Aim of the exercise
Give every line from the entries that contains "into".

-- BEGIN Task input --

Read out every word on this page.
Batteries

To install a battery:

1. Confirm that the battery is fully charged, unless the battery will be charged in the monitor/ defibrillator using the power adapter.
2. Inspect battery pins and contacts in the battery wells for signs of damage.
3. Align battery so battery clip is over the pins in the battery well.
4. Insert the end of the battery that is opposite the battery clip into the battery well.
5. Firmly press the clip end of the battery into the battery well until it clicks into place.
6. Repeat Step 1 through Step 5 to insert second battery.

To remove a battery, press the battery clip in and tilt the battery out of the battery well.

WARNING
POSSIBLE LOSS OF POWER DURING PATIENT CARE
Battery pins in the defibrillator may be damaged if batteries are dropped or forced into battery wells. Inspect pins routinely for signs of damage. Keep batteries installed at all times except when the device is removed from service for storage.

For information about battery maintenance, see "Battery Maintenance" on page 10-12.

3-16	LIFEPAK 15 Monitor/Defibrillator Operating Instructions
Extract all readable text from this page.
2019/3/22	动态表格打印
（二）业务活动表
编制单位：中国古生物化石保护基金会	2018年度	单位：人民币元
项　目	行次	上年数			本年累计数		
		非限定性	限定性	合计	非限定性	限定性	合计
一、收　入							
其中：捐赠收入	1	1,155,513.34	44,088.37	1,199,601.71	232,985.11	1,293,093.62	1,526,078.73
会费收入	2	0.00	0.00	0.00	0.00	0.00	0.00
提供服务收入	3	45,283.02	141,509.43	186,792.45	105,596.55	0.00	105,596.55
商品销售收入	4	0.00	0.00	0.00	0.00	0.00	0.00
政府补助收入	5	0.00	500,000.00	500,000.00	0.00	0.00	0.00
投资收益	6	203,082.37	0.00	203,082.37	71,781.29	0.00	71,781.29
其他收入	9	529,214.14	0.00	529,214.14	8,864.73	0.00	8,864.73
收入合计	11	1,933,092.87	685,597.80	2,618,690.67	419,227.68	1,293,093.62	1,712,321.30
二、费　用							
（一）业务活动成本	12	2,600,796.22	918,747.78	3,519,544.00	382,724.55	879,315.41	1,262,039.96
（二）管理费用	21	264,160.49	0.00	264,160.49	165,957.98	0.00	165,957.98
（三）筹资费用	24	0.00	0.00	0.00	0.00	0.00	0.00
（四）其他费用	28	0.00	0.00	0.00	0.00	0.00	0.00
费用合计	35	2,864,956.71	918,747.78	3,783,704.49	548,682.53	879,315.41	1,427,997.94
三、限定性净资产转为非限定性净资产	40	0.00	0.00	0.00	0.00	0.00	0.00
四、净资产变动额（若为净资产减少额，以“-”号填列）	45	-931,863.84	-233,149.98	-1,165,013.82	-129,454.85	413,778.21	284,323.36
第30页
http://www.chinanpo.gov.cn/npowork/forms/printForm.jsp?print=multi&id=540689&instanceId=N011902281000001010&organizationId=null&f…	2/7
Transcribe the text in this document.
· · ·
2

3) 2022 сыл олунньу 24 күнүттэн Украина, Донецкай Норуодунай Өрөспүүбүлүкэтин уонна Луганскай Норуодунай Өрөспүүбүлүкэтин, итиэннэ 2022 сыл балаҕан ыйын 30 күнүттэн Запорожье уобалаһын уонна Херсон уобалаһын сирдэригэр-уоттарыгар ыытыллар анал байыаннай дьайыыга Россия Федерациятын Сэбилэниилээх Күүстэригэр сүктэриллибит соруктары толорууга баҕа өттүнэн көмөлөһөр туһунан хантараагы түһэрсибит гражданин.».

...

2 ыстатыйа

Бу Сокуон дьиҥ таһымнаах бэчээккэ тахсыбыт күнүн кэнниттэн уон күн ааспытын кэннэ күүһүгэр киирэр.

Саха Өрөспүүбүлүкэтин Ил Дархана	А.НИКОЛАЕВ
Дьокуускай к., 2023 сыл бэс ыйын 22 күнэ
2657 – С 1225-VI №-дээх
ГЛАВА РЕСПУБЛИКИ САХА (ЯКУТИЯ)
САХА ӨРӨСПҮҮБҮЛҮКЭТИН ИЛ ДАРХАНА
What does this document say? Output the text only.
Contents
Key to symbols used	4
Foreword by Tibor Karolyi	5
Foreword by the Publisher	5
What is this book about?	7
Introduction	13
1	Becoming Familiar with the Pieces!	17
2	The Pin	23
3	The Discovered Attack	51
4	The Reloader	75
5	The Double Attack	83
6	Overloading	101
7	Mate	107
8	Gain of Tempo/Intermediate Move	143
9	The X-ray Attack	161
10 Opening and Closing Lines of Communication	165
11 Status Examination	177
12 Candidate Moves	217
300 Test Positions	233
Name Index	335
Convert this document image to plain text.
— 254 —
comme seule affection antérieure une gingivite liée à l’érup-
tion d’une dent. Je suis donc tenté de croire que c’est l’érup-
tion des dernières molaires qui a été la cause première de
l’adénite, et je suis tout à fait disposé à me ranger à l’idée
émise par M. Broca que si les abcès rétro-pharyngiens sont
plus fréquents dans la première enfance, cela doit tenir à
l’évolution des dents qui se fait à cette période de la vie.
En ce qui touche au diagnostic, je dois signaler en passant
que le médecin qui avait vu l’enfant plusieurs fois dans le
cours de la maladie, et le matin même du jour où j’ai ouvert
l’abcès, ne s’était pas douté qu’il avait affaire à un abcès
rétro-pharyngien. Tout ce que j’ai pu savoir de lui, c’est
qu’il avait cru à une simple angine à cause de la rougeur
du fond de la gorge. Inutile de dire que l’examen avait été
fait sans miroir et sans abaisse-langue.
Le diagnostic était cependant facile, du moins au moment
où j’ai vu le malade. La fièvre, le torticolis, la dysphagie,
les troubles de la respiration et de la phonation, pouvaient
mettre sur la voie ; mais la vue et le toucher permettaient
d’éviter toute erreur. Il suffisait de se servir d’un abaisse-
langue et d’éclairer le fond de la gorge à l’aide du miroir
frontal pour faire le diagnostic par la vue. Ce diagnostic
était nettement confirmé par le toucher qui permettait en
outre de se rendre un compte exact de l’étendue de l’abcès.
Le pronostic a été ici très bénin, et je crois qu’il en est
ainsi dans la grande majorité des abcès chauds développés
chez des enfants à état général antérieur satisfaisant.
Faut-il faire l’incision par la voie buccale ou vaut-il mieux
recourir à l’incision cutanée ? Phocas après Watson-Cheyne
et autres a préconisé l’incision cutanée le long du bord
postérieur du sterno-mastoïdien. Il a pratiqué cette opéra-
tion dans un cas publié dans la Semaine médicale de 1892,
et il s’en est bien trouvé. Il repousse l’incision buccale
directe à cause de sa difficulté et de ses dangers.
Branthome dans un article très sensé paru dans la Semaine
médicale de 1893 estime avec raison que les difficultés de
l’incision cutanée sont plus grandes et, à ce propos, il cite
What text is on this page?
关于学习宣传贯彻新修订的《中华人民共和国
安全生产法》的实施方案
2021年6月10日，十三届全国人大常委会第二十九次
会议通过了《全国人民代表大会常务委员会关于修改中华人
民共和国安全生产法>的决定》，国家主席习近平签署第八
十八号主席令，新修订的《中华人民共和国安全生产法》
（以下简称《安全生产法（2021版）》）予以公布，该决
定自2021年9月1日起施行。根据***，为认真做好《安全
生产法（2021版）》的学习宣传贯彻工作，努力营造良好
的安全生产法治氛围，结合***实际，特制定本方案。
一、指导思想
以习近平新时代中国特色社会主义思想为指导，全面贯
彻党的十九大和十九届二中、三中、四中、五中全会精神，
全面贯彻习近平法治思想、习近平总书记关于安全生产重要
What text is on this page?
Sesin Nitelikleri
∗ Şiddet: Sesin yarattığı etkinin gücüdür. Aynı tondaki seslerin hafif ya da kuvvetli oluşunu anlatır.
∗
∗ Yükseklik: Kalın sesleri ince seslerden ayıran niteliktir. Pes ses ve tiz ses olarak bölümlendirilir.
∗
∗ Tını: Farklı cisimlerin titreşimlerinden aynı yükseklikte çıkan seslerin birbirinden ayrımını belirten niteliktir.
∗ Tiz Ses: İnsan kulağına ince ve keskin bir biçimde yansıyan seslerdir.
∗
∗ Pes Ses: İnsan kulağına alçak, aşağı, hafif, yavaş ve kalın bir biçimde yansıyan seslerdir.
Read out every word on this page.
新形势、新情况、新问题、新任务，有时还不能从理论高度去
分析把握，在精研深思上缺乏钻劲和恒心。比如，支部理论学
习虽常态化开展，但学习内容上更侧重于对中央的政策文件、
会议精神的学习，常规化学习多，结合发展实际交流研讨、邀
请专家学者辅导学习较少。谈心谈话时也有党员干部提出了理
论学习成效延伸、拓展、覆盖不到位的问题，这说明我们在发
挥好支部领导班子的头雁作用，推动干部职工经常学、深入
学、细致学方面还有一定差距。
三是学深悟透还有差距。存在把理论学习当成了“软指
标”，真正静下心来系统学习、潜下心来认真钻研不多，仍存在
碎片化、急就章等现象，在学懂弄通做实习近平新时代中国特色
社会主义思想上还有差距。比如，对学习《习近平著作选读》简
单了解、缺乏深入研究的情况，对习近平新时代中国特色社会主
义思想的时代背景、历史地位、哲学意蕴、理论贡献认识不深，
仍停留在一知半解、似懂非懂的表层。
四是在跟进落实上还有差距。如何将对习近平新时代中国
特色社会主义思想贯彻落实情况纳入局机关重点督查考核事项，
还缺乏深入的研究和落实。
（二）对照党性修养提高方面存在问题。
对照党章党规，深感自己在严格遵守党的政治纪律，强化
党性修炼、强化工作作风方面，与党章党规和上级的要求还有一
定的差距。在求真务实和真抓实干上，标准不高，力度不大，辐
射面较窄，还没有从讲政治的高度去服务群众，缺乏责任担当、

-- END Task input --

Written reply
4. Insert the end of the battery that is opposite the battery clip into the battery well.
5. Firmly press the clip end of the battery into the battery well until it clicks into place.
Battery pins in the defibrillator may be damaged if batteries are dropped or forced into battery wells. Inspect pins routinely for signs of damage. Keep batteries installed at all times except when the device is removed from service for storage.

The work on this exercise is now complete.